> _Exercise instructions_
Each line containing the word "resources" must be reported.
━━━━━━━━━━━━━━━━━━━━━━━━━━━━━━
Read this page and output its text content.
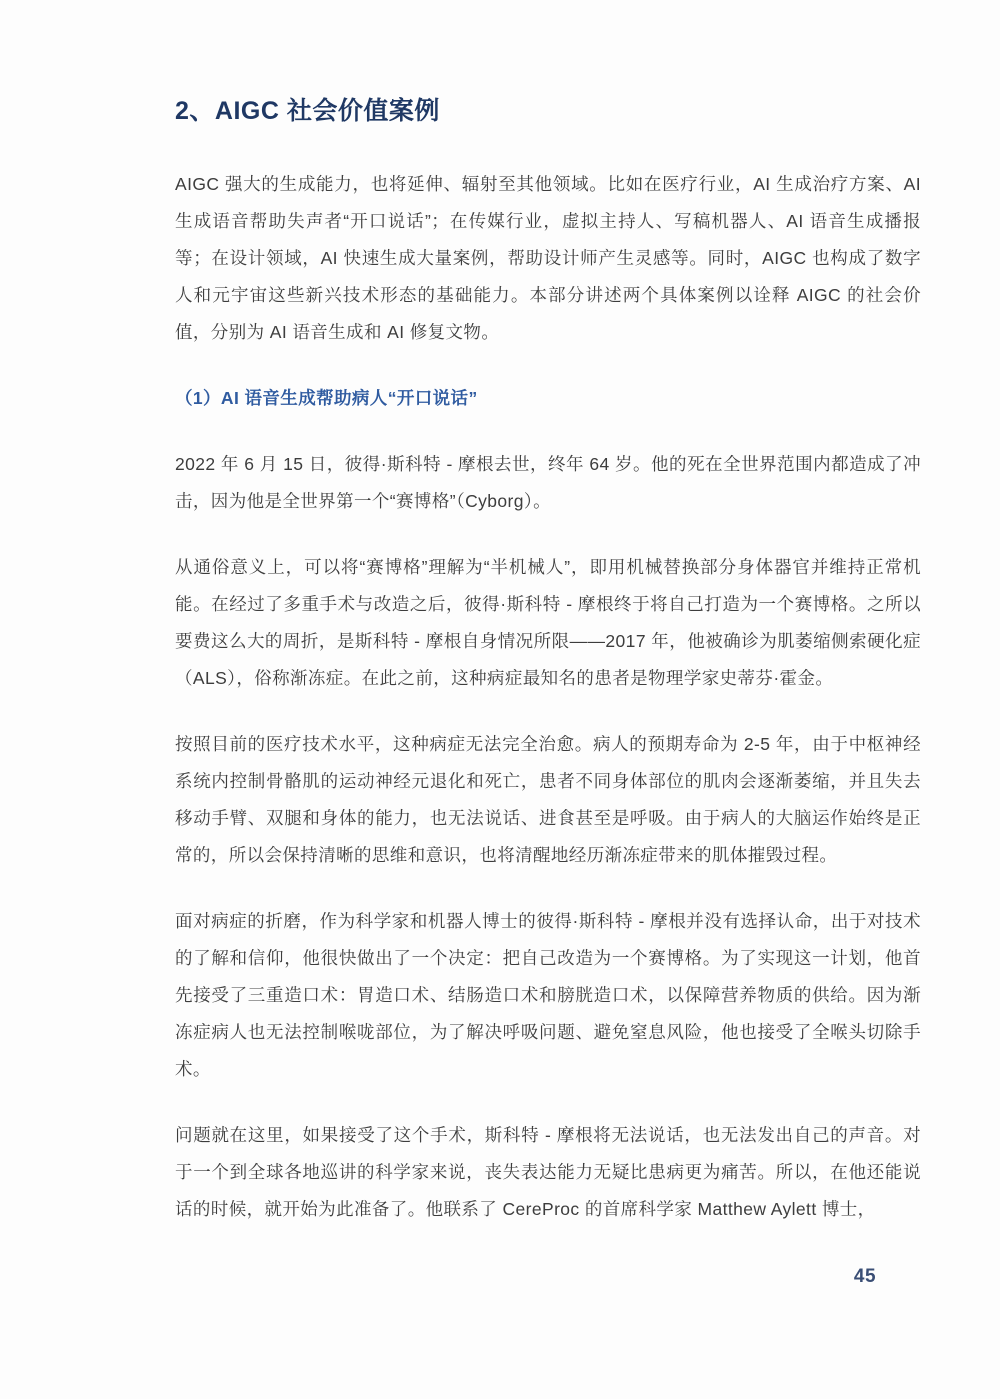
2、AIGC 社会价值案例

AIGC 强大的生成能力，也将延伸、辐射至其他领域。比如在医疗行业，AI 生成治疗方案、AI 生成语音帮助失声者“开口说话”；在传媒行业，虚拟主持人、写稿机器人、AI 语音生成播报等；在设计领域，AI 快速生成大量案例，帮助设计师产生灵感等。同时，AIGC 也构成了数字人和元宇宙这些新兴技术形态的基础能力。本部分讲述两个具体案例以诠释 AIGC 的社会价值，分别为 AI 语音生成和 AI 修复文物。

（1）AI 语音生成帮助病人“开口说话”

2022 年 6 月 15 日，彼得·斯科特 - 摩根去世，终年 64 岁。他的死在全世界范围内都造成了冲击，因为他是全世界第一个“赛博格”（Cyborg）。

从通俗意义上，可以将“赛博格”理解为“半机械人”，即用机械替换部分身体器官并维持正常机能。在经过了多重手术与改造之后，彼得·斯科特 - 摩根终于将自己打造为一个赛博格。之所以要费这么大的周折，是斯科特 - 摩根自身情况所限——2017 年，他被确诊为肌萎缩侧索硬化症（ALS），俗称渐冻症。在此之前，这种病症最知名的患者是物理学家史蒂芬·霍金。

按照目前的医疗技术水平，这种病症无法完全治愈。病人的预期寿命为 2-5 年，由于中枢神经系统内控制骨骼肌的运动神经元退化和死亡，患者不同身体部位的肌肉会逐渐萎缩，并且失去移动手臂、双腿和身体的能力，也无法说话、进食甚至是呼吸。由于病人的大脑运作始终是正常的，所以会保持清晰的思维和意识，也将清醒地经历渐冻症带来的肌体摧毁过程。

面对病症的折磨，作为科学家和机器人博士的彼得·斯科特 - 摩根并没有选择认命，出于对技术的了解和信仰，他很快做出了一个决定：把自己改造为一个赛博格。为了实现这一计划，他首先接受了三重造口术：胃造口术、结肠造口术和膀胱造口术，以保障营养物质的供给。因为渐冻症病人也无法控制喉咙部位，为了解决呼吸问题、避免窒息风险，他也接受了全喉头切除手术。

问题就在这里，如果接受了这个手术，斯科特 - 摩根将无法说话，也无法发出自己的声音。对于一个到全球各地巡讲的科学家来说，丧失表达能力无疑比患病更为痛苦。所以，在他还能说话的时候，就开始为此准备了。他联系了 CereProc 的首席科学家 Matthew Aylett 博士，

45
━━━━━━━━━━━━━━━━━━━━━━━━━━━━━━
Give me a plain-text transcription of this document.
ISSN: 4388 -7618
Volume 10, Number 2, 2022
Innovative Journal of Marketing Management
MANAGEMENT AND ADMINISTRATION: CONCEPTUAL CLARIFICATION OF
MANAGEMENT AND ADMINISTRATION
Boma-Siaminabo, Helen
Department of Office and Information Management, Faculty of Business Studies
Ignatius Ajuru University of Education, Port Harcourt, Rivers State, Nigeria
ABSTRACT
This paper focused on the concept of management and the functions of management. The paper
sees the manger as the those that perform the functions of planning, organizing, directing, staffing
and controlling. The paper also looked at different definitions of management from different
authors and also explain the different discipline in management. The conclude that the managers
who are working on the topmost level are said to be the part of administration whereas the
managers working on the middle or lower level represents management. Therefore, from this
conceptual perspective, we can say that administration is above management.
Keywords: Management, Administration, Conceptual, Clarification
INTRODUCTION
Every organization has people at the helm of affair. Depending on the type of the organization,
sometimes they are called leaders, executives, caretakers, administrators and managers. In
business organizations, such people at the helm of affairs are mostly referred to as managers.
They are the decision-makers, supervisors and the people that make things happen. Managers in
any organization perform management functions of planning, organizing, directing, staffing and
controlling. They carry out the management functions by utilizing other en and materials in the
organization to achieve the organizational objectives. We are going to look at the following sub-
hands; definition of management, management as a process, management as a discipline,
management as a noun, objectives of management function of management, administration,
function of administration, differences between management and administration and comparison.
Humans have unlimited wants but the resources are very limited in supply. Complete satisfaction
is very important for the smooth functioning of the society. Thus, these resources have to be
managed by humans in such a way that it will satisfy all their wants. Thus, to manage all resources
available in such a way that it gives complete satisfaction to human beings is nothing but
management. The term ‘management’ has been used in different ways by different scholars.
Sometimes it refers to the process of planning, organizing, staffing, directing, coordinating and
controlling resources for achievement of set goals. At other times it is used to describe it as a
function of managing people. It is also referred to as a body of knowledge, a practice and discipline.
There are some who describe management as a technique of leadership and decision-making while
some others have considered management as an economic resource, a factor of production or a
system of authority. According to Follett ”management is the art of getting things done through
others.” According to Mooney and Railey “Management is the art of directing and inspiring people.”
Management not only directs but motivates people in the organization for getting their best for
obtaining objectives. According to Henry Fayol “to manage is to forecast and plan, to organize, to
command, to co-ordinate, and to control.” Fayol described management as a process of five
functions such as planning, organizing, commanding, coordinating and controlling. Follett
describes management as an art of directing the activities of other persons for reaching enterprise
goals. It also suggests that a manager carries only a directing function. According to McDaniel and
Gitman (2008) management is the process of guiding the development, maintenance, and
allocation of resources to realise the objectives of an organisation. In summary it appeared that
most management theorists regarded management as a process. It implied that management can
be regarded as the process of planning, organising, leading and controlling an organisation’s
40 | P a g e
━━━━━━━━━━━━━━━━━━━━━━━━━━━━━━
> _Task answer_
Humans have unlimited wants but the resources are very limited in supply. Complete satisfaction
is very important for the smooth functioning of the society. Thus, these resources have to be
managed by humans in such a way that it will satisfy all their wants. Thus, to manage all resources
controlling resources for achievement of set goals. At other times it is used to describe it as a
allocation of resources to realise the objectives of an organisation. In summary it appeared that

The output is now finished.